Source data:

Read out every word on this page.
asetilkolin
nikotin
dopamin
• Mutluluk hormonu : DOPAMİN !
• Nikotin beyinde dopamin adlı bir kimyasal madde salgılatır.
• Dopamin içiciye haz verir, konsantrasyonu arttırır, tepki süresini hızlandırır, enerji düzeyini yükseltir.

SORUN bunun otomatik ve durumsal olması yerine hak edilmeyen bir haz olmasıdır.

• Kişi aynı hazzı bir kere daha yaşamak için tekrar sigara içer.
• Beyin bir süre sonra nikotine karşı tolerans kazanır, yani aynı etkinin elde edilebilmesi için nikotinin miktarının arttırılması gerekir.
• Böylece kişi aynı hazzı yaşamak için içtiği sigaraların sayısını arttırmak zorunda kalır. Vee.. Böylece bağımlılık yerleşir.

• _TASK REQUIREMENTS_
Each entry above is to be printed again exactly.

• _SOLUTION TO THIS PROBLEM_
Read out every word on this page.
asetilkolin
nikotin
dopamin
• Mutluluk hormonu : DOPAMİN !
• Nikotin beyinde dopamin adlı bir kimyasal madde salgılatır.
• Dopamin içiciye haz verir, konsantrasyonu arttırır, tepki süresini hızlandırır, enerji düzeyini yükseltir.

SORUN bunun otomatik ve durumsal olması yerine hak edilmeyen bir haz olmasıdır.

• Kişi aynı hazzı bir kere daha yaşamak için tekrar sigara içer.
• Beyin bir süre sonra nikotine karşı tolerans kazanır, yani aynı etkinin elde edilebilmesi için nikotinin miktarının arttırılması gerekir.
• Böylece kişi aynı hazzı yaşamak için içtiği sigaraların sayısını arttırmak zorunda kalır. Vee.. Böylece bağımlılık yerleşir.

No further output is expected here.